** start Extracted information **

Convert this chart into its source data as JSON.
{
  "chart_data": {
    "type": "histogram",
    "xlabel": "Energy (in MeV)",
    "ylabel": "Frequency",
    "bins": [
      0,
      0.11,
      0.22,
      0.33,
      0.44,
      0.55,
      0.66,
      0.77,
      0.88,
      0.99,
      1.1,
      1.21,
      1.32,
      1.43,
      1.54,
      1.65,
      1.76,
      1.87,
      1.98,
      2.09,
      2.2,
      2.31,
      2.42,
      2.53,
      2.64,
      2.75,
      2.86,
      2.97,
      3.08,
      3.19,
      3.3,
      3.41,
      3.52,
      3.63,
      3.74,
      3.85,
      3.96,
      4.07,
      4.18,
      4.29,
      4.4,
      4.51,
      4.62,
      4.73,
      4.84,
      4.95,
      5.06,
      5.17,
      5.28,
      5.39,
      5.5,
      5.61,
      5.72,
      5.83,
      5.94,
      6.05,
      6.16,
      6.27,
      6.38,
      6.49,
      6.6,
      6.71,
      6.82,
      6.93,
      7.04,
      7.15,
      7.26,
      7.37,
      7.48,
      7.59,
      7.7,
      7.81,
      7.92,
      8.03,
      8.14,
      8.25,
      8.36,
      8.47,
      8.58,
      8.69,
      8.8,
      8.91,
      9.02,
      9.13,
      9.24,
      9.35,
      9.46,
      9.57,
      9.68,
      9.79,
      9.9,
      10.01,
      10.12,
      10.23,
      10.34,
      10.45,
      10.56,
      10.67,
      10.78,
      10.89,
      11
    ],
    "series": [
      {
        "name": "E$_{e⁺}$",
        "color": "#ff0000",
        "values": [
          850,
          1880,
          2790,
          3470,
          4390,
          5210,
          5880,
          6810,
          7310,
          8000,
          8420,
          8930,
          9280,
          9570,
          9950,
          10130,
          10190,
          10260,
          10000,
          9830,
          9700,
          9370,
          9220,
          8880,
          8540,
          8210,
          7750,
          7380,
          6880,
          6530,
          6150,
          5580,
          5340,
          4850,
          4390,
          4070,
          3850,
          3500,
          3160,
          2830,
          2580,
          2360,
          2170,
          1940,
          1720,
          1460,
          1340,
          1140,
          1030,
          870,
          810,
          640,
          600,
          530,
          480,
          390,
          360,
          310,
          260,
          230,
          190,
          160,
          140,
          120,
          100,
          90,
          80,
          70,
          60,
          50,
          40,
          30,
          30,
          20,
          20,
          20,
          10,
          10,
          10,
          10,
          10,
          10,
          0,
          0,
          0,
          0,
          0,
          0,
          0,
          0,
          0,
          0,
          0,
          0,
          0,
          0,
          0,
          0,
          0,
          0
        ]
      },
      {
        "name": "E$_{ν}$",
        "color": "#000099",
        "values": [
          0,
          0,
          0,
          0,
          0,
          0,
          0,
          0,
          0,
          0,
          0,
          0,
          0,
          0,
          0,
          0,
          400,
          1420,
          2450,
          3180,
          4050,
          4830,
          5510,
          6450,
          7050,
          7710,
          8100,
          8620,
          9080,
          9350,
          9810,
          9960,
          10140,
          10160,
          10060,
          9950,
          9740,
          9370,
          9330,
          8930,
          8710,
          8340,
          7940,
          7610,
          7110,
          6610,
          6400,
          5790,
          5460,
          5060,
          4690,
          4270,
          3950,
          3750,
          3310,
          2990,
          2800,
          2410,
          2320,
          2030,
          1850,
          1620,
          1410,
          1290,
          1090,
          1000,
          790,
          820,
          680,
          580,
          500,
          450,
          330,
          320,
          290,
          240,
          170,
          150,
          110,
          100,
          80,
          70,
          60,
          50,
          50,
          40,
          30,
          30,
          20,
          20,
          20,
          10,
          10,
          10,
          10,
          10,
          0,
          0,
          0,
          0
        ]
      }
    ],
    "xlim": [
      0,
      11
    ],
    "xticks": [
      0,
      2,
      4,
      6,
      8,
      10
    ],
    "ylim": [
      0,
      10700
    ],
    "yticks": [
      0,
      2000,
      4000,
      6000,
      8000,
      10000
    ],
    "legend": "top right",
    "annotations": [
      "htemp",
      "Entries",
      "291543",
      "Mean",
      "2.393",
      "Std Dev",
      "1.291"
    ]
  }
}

** end Extracted information **

Your instructions: Return every entry verbatim.

Task answer:
Convert this chart into its source data as JSON.
{
  "chart_data": {
    "type": "histogram",
    "xlabel": "Energy (in MeV)",
    "ylabel": "Frequency",
    "bins": [
      0,
      0.11,
      0.22,
      0.33,
      0.44,
      0.55,
      0.66,
      0.77,
      0.88,
      0.99,
      1.1,
      1.21,
      1.32,
      1.43,
      1.54,
      1.65,
      1.76,
      1.87,
      1.98,
      2.09,
      2.2,
      2.31,
      2.42,
      2.53,
      2.64,
      2.75,
      2.86,
      2.97,
      3.08,
      3.19,
      3.3,
      3.41,
      3.52,
      3.63,
      3.74,
      3.85,
      3.96,
      4.07,
      4.18,
      4.29,
      4.4,
      4.51,
      4.62,
      4.73,
      4.84,
      4.95,
      5.06,
      5.17,
      5.28,
      5.39,
      5.5,
      5.61,
      5.72,
      5.83,
      5.94,
      6.05,
      6.16,
      6.27,
      6.38,
      6.49,
      6.6,
      6.71,
      6.82,
      6.93,
      7.04,
      7.15,
      7.26,
      7.37,
      7.48,
      7.59,
      7.7,
      7.81,
      7.92,
      8.03,
      8.14,
      8.25,
      8.36,
      8.47,
      8.58,
      8.69,
      8.8,
      8.91,
      9.02,
      9.13,
      9.24,
      9.35,
      9.46,
      9.57,
      9.68,
      9.79,
      9.9,
      10.01,
      10.12,
      10.23,
      10.34,
      10.45,
      10.56,
      10.67,
      10.78,
      10.89,
      11
    ],
    "series": [
      {
        "name": "E$_{e⁺}$",
        "color": "#ff0000",
        "values": [
          850,
          1880,
          2790,
          3470,
          4390,
          5210,
          5880,
          6810,
          7310,
          8000,
          8420,
          8930,
          9280,
          9570,
          9950,
          10130,
          10190,
          10260,
          10000,
          9830,
          9700,
          9370,
          9220,
          8880,
          8540,
          8210,
          7750,
          7380,
          6880,
          6530,
          6150,
          5580,
          5340,
          4850,
          4390,
          4070,
          3850,
          3500,
          3160,
          2830,
          2580,
          2360,
          2170,
          1940,
          1720,
          1460,
          1340,
          1140,
          1030,
          870,
          810,
          640,
          600,
          530,
          480,
          390,
          360,
          310,
          260,
          230,
          190,
          160,
          140,
          120,
          100,
          90,
          80,
          70,
          60,
          50,
          40,
          30,
          30,
          20,
          20,
          20,
          10,
          10,
          10,
          10,
          10,
          10,
          0,
          0,
          0,
          0,
          0,
          0,
          0,
          0,
          0,
          0,
          0,
          0,
          0,
          0,
          0,
          0,
          0,
          0
        ]
      },
      {
        "name": "E$_{ν}$",
        "color": "#000099",
        "values": [
          0,
          0,
          0,
          0,
          0,
          0,
          0,
          0,
          0,
          0,
          0,
          0,
          0,
          0,
          0,
          0,
          400,
          1420,
          2450,
          3180,
          4050,
          4830,
          5510,
          6450,
          7050,
          7710,
          8100,
          8620,
          9080,
          9350,
          9810,
          9960,
          10140,
          10160,
          10060,
          9950,
          9740,
          9370,
          9330,
          8930,
          8710,
          8340,
          7940,
          7610,
          7110,
          6610,
          6400,
          5790,
          5460,
          5060,
          4690,
          4270,
          3950,
          3750,
          3310,
          2990,
          2800,
          2410,
          2320,
          2030,
          1850,
          1620,
          1410,
          1290,
          1090,
          1000,
          790,
          820,
          680,
          580,
          500,
          450,
          330,
          320,
          290,
          240,
          170,
          150,
          110,
          100,
          80,
          70,
          60,
          50,
          50,
          40,
          30,
          30,
          20,
          20,
          20,
          10,
          10,
          10,
          10,
          10,
          0,
          0,
          0,
          0
        ]
      }
    ],
    "xlim": [
      0,
      11
    ],
    "xticks": [
      0,
      2,
      4,
      6,
      8,
      10
    ],
    "ylim": [
      0,
      10700
    ],
    "yticks": [
      0,
      2000,
      4000,
      6000,
      8000,
      10000
    ],
    "legend": "top right",
    "annotations": [
      "htemp",
      "Entries",
      "291543",
      "Mean",
      "2.393",
      "Std Dev",
      "1.291"
    ]
  }
}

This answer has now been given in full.